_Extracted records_

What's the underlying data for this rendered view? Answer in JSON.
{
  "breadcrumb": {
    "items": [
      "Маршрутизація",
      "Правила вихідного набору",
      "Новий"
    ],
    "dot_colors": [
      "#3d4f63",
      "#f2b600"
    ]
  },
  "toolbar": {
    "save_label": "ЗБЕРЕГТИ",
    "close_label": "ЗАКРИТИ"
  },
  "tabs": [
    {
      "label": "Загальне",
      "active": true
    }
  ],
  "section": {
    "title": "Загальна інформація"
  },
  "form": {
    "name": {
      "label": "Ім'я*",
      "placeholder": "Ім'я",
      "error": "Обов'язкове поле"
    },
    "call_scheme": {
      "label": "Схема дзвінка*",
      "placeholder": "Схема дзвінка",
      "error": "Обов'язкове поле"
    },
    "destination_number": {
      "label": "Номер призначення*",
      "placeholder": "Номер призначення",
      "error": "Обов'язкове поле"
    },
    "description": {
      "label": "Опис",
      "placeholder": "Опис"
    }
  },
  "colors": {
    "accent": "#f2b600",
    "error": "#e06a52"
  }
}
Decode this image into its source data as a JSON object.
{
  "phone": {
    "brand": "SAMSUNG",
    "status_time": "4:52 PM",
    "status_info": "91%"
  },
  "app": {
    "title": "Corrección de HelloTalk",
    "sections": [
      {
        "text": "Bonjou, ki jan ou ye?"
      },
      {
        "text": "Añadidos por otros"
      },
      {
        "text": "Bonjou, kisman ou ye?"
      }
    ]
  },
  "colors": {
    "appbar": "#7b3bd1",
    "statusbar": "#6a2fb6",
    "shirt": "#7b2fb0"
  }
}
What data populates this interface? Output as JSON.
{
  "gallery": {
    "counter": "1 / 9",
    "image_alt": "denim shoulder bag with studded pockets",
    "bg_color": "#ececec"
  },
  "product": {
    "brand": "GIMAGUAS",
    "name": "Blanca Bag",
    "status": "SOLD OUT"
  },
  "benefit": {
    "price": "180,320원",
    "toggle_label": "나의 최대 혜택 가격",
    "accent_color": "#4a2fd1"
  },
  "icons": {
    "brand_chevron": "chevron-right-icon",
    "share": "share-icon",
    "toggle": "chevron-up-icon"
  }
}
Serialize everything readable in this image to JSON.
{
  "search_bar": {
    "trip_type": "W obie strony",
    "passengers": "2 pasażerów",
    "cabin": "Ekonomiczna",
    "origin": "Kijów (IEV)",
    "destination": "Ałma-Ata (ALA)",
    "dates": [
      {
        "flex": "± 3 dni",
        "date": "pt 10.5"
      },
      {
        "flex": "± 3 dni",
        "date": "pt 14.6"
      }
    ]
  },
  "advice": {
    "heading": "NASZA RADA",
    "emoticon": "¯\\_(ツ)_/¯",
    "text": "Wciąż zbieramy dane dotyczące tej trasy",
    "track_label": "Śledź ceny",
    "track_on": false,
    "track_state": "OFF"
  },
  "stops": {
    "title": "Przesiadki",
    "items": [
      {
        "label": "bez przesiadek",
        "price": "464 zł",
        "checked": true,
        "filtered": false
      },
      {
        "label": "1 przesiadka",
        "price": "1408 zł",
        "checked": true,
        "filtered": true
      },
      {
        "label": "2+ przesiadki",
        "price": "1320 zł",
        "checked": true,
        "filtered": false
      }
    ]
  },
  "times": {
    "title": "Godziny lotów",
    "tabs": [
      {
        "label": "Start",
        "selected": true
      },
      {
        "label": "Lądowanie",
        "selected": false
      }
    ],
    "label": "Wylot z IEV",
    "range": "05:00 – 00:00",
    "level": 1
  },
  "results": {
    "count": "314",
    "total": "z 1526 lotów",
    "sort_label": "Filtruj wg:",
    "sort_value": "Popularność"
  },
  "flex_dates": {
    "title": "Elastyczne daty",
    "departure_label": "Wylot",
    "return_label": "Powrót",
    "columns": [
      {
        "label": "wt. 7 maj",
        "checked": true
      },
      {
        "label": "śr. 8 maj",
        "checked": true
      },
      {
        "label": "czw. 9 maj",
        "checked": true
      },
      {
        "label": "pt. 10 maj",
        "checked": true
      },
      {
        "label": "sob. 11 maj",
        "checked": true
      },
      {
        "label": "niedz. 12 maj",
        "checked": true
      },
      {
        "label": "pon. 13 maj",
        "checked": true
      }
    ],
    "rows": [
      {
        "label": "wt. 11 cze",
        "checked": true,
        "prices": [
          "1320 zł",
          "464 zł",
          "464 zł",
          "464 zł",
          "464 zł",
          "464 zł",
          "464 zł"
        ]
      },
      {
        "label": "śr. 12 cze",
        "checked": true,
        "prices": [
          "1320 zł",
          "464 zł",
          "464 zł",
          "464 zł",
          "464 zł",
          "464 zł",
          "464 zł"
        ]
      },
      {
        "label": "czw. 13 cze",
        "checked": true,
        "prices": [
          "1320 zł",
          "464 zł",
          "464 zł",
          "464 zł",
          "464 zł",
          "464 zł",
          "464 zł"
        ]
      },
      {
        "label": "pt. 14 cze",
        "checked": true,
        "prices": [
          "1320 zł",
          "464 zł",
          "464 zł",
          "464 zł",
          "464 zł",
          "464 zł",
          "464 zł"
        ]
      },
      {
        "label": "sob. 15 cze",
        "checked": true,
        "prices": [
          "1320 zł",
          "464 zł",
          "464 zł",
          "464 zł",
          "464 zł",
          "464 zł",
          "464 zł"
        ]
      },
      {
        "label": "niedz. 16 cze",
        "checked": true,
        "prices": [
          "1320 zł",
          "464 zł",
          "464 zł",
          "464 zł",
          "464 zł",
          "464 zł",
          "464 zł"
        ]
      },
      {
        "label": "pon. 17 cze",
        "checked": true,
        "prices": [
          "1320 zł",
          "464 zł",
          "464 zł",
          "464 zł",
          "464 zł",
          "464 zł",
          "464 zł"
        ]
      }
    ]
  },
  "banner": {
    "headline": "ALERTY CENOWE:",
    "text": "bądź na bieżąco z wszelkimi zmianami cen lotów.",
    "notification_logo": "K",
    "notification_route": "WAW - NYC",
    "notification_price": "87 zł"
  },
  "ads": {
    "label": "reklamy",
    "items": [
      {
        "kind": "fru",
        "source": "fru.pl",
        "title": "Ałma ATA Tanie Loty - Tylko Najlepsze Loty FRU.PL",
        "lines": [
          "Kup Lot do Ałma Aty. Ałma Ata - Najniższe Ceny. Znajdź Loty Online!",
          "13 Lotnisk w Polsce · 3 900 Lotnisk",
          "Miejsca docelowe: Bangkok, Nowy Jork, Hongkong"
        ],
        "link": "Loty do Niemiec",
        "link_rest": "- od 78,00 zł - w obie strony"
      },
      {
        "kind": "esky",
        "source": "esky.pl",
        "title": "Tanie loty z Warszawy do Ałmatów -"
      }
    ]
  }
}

_What is expected_
Pull every line containing the word "source" out of the entries above.

_Finished answer_
Decode this image into its source data as a JSON object.
        "source": "fru.pl",
        "source": "esky.pl",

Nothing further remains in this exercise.